▸ **Data section**
(begin)

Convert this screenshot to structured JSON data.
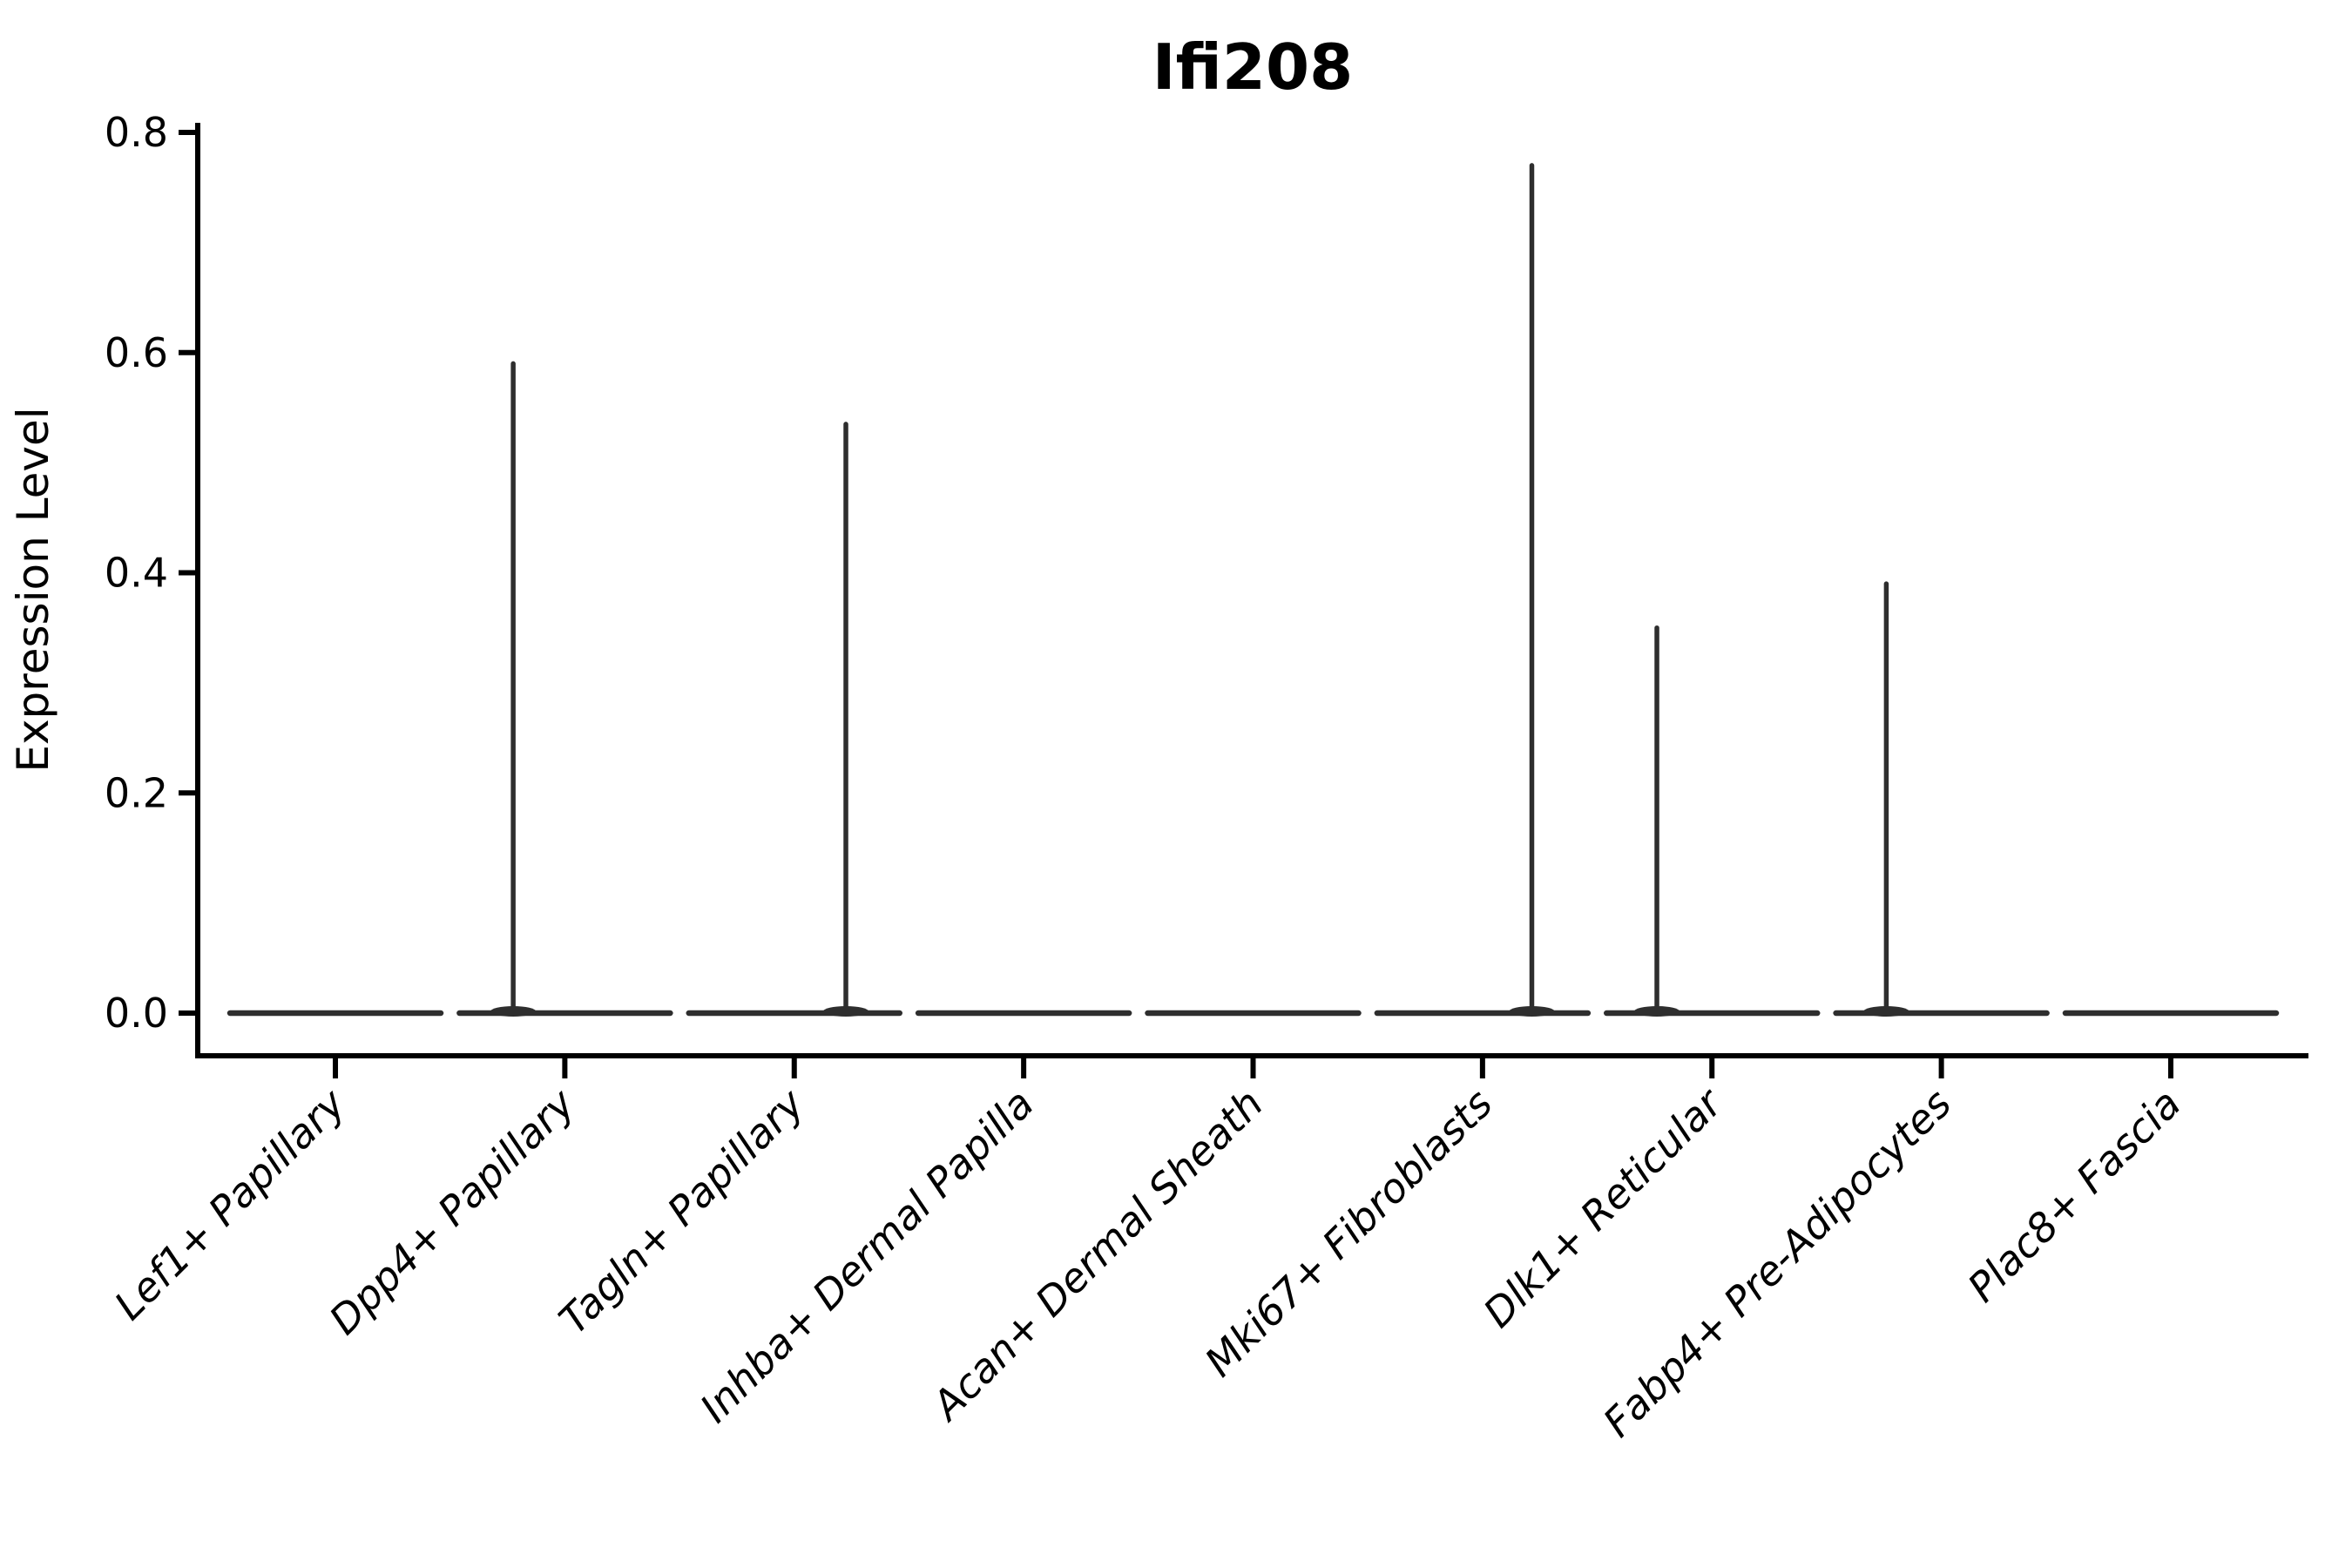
{
  "chart_data": {
    "type": "violin",
    "title": "Ifi208",
    "xlabel": "",
    "ylabel": "Expression Level",
    "ylim": [
      -0.04,
      0.81
    ],
    "yticks": [
      0.0,
      0.2,
      0.4,
      0.6,
      0.8
    ],
    "ytick_labels": [
      "0.0",
      "0.2",
      "0.4",
      "0.6",
      "0.8"
    ],
    "grid": false,
    "legend_position": "none",
    "categories": [
      "Lef1+ Papillary",
      "Dpp4+ Papillary",
      "Tagln+ Papillary",
      "Inhba+ Dermal Papilla",
      "Acan+ Dermal Sheath",
      "Mki67+ Fibroblasts",
      "Dlk1+ Reticular",
      "Fabp4+ Pre-Adipocytes",
      "Plac8+ Fascia"
    ],
    "violins": [
      {
        "category": "Lef1+ Papillary",
        "baseline_value": 0.0,
        "max_expression": 0.0,
        "spike_offset_frac": 0
      },
      {
        "category": "Dpp4+ Papillary",
        "baseline_value": 0.0,
        "max_expression": 0.59,
        "spike_offset_frac": -0.225
      },
      {
        "category": "Tagln+ Papillary",
        "baseline_value": 0.0,
        "max_expression": 0.535,
        "spike_offset_frac": 0.225
      },
      {
        "category": "Inhba+ Dermal Papilla",
        "baseline_value": 0.0,
        "max_expression": 0.0,
        "spike_offset_frac": 0
      },
      {
        "category": "Acan+ Dermal Sheath",
        "baseline_value": 0.0,
        "max_expression": 0.0,
        "spike_offset_frac": 0
      },
      {
        "category": "Mki67+ Fibroblasts",
        "baseline_value": 0.0,
        "max_expression": 0.77,
        "spike_offset_frac": 0.215
      },
      {
        "category": "Dlk1+ Reticular",
        "baseline_value": 0.0,
        "max_expression": 0.35,
        "spike_offset_frac": -0.24
      },
      {
        "category": "Fabp4+ Pre-Adipocytes",
        "baseline_value": 0.0,
        "max_expression": 0.39,
        "spike_offset_frac": -0.24
      },
      {
        "category": "Plac8+ Fascia",
        "baseline_value": 0.0,
        "max_expression": 0.0,
        "spike_offset_frac": 0
      }
    ],
    "style": {
      "background": "#ffffff",
      "axis_color": "#000000",
      "text_color": "#000000",
      "violin_color": "#2e2e2e",
      "xtick_label_style": "italic",
      "xtick_rotation_deg": 45
    }
  }
}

(end)

▸ **Task to carry out**
Without including any pictures, output all the entries above exactly.

▸ **Worked solution**
Convert this screenshot to structured JSON data.
{
  "chart_data": {
    "type": "violin",
    "title": "Ifi208",
    "xlabel": "",
    "ylabel": "Expression Level",
    "ylim": [
      -0.04,
      0.81
    ],
    "yticks": [
      0.0,
      0.2,
      0.4,
      0.6,
      0.8
    ],
    "ytick_labels": [
      "0.0",
      "0.2",
      "0.4",
      "0.6",
      "0.8"
    ],
    "grid": false,
    "legend_position": "none",
    "categories": [
      "Lef1+ Papillary",
      "Dpp4+ Papillary",
      "Tagln+ Papillary",
      "Inhba+ Dermal Papilla",
      "Acan+ Dermal Sheath",
      "Mki67+ Fibroblasts",
      "Dlk1+ Reticular",
      "Fabp4+ Pre-Adipocytes",
      "Plac8+ Fascia"
    ],
    "violins": [
      {
        "category": "Lef1+ Papillary",
        "baseline_value": 0.0,
        "max_expression": 0.0,
        "spike_offset_frac": 0
      },
      {
        "category": "Dpp4+ Papillary",
        "baseline_value": 0.0,
        "max_expression": 0.59,
        "spike_offset_frac": -0.225
      },
      {
        "category": "Tagln+ Papillary",
        "baseline_value": 0.0,
        "max_expression": 0.535,
        "spike_offset_frac": 0.225
      },
      {
        "category": "Inhba+ Dermal Papilla",
        "baseline_value": 0.0,
        "max_expression": 0.0,
        "spike_offset_frac": 0
      },
      {
        "category": "Acan+ Dermal Sheath",
        "baseline_value": 0.0,
        "max_expression": 0.0,
        "spike_offset_frac": 0
      },
      {
        "category": "Mki67+ Fibroblasts",
        "baseline_value": 0.0,
        "max_expression": 0.77,
        "spike_offset_frac": 0.215
      },
      {
        "category": "Dlk1+ Reticular",
        "baseline_value": 0.0,
        "max_expression": 0.35,
        "spike_offset_frac": -0.24
      },
      {
        "category": "Fabp4+ Pre-Adipocytes",
        "baseline_value": 0.0,
        "max_expression": 0.39,
        "spike_offset_frac": -0.24
      },
      {
        "category": "Plac8+ Fascia",
        "baseline_value": 0.0,
        "max_expression": 0.0,
        "spike_offset_frac": 0
      }
    ],
    "style": {
      "background": "#ffffff",
      "axis_color": "#000000",
      "text_color": "#000000",
      "violin_color": "#2e2e2e",
      "xtick_label_style": "italic",
      "xtick_rotation_deg": 45
    }
  }
}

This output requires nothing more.